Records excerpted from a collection
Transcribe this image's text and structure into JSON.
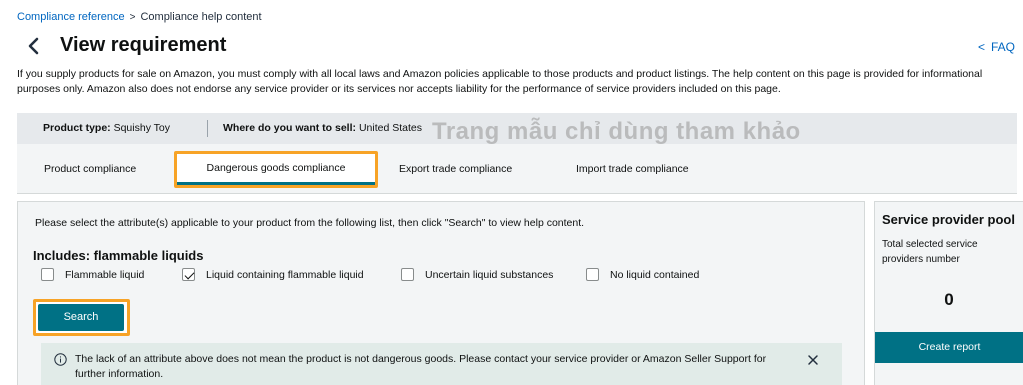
{
  "breadcrumb": {
    "root_label": "Compliance reference",
    "separator": ">",
    "current_label": "Compliance help content"
  },
  "header": {
    "title": "View requirement",
    "faq_label": "FAQ",
    "faq_chevron": "<"
  },
  "disclaimer": "If you supply products for sale on Amazon, you must comply with all local laws and Amazon policies applicable to those products and product listings. The help content on this page is provided for informational purposes only. Amazon also does not endorse any service provider or its services nor accepts liability for the performance of service providers included on this page.",
  "product_bar": {
    "product_type_label": "Product type:",
    "product_type_value": "Squishy Toy",
    "sell_where_label": "Where do you want to sell:",
    "sell_where_value": "United States"
  },
  "watermark": "Trang mẫu chỉ dùng tham khảo",
  "tabs": [
    {
      "label": "Product compliance",
      "active": false
    },
    {
      "label": "Dangerous goods compliance",
      "active": true
    },
    {
      "label": "Export trade compliance",
      "active": false
    },
    {
      "label": "Import trade compliance",
      "active": false
    }
  ],
  "main": {
    "instruction": "Please select the attribute(s) applicable to your product from the following list, then click \"Search\" to view help content.",
    "section_title": "Includes: flammable liquids",
    "checkboxes": [
      {
        "label": "Flammable liquid",
        "checked": false
      },
      {
        "label": "Liquid containing flammable liquid",
        "checked": true
      },
      {
        "label": "Uncertain liquid substances",
        "checked": false
      },
      {
        "label": "No liquid contained",
        "checked": false
      }
    ],
    "search_label": "Search",
    "alert_text": "The lack of an attribute above does not mean the product is not dangerous goods. Please contact your service provider or Amazon Seller Support for further information."
  },
  "side": {
    "title": "Service provider pool",
    "count_label": "Total selected service providers number",
    "count_value": "0",
    "create_report_label": "Create report"
  },
  "colors": {
    "accent": "#007185",
    "highlight": "#f7a326",
    "link": "#0066c0",
    "panel_bg": "#f3f5f6",
    "alert_bg": "#e1ebe8"
  }
}
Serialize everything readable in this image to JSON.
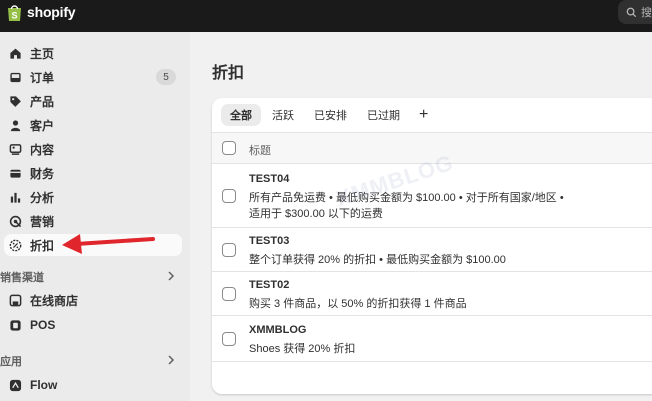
{
  "topbar": {
    "brand": "shopify",
    "search_text": "搜"
  },
  "sidebar": {
    "items": [
      {
        "label": "主页"
      },
      {
        "label": "订单",
        "badge": "5"
      },
      {
        "label": "产品"
      },
      {
        "label": "客户"
      },
      {
        "label": "内容"
      },
      {
        "label": "财务"
      },
      {
        "label": "分析"
      },
      {
        "label": "营销"
      },
      {
        "label": "折扣"
      }
    ],
    "sales_channels": {
      "label": "销售渠道",
      "items": [
        {
          "label": "在线商店"
        },
        {
          "label": "POS"
        }
      ]
    },
    "apps": {
      "label": "应用",
      "items": [
        {
          "label": "Flow"
        }
      ]
    }
  },
  "main": {
    "title": "折扣",
    "tabs": [
      {
        "label": "全部"
      },
      {
        "label": "活跃"
      },
      {
        "label": "已安排"
      },
      {
        "label": "已过期"
      }
    ],
    "add_tab": "+",
    "table_header": "标题",
    "rows": [
      {
        "title": "TEST04",
        "lines": [
          "所有产品免运费 • 最低购买金额为 $100.00 • 对于所有国家/地区 •",
          "适用于 $300.00 以下的运费"
        ]
      },
      {
        "title": "TEST03",
        "lines": [
          "整个订单获得 20% 的折扣 • 最低购买金额为 $100.00"
        ]
      },
      {
        "title": "TEST02",
        "lines": [
          "购买 3 件商品，以 50% 的折扣获得 1 件商品"
        ]
      },
      {
        "title": "XMMBLOG",
        "lines": [
          "Shoes 获得 20% 折扣"
        ]
      }
    ],
    "watermark": "XMMBLOG"
  },
  "colors": {
    "topbar": "#1a1a1a",
    "sidebar": "#ebebeb",
    "background": "#f1f1f1",
    "annotation_arrow": "#e0262c"
  }
}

# What you need to do
In the records, locate each line holding the string "this" and copy it.

# Exercise result
Transcribe this image's text and structure into JSON.
  "disclaimer": "If you supply products for sale on Amazon, you must comply with all local laws and Amazon policies applicable to those products and product listings. The help content on this page is provided for informational purposes only. Amazon also does not endorse any service provider or its services nor accepts liability for the performance of service providers included on this page.",
Serialize everything readable in this image to JSON.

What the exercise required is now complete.